Exercise directions
Search the data below for the word "document" and copy each line that holds it.

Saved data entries
#####
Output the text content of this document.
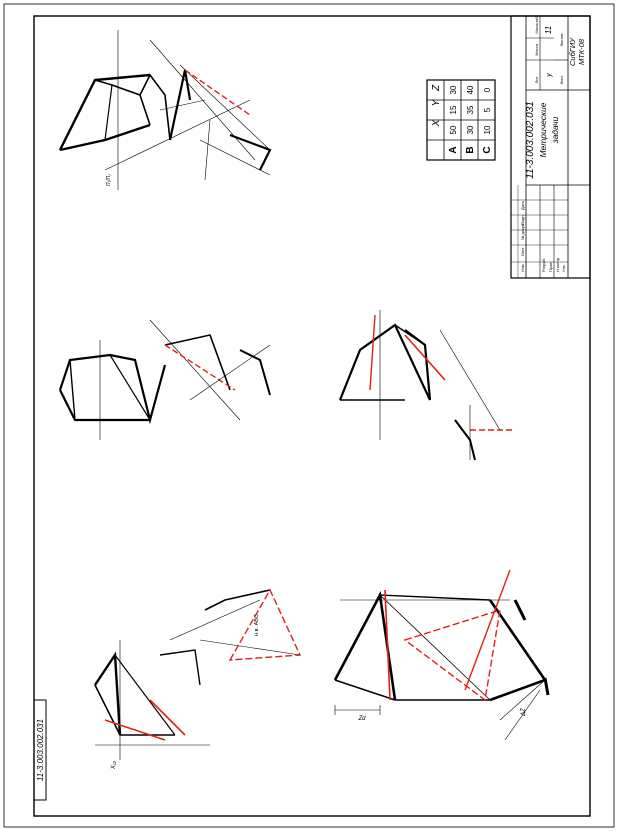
11-3.003.002.031 Метрические задачи
у
11
СибГИУ МТК-08
Лит
Масса
Масштаб
Лист
Листов
Изм
Лист
№ докум.
Подп.
Дата
Разраб. Пров. Н.контр. Утв.
11-3.003.002.031
X
Y
Z
A
50
15
30
B
30
35
40
C
10
5
0
н.в. ABC
Zd
ΔZ
X₁₂
П₁/П₂
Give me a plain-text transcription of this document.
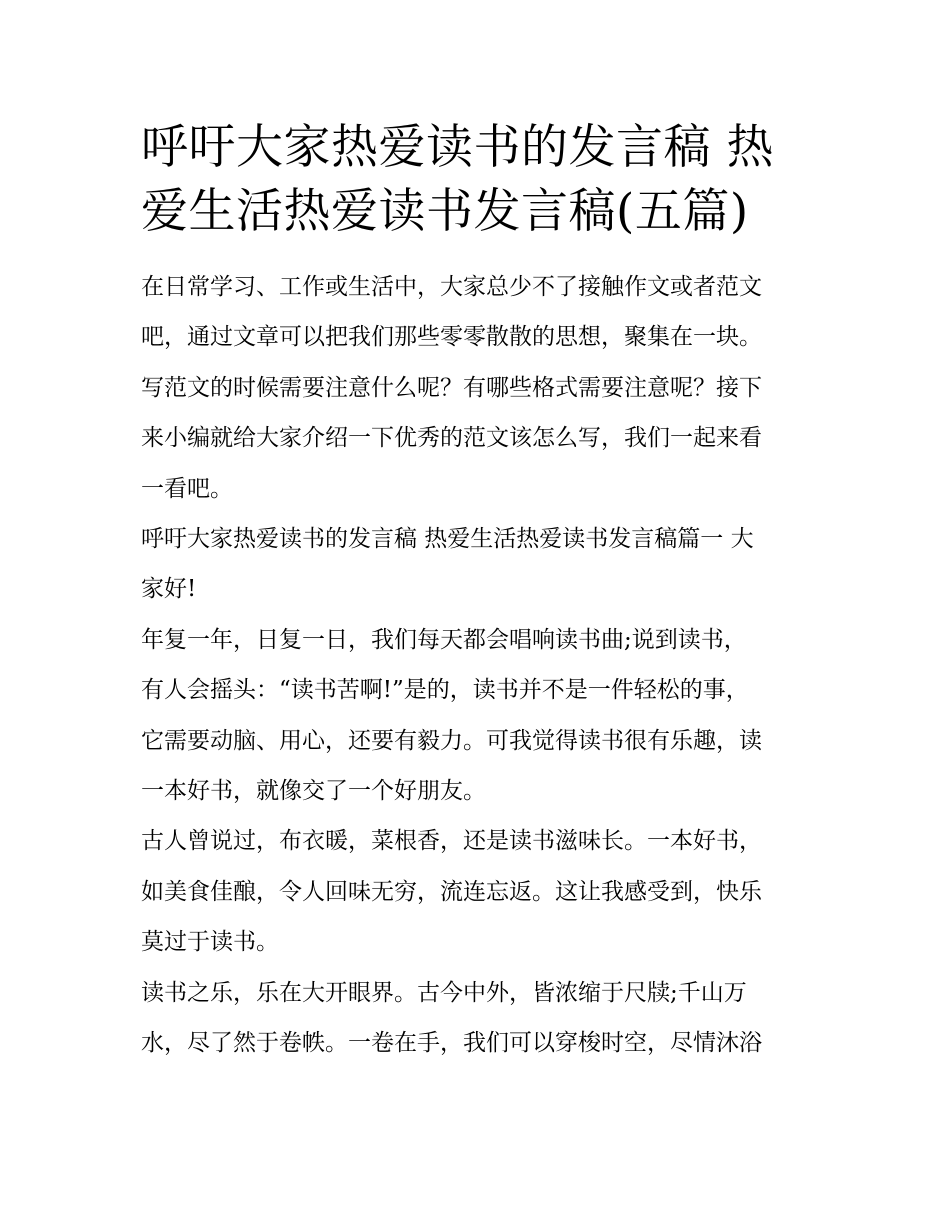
呼吁大家热爱读书的发言稿 热
爱生活热爱读书发言稿(五篇)

在日常学习、工作或生活中，大家总少不了接触作文或者范文
吧，通过文章可以把我们那些零零散散的思想，聚集在一块。
写范文的时候需要注意什么呢？有哪些格式需要注意呢？接下
来小编就给大家介绍一下优秀的范文该怎么写，我们一起来看
一看吧。

呼吁大家热爱读书的发言稿 热爱生活热爱读书发言稿篇一 大
家好!

年复一年，日复一日，我们每天都会唱响读书曲;说到读书，
有人会摇头：“读书苦啊!”是的，读书并不是一件轻松的事，
它需要动脑、用心，还要有毅力。可我觉得读书很有乐趣，读
一本好书，就像交了一个好朋友。

古人曾说过，布衣暖，菜根香，还是读书滋味长。一本好书，
如美食佳酿，令人回味无穷，流连忘返。这让我感受到，快乐
莫过于读书。

读书之乐，乐在大开眼界。古今中外，皆浓缩于尺牍;千山万
水，尽了然于卷帙。一卷在手，我们可以穿梭时空，尽情沐浴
#####
Output for this exercise
Output the text content of this document.
Give me a plain-text transcription of this document.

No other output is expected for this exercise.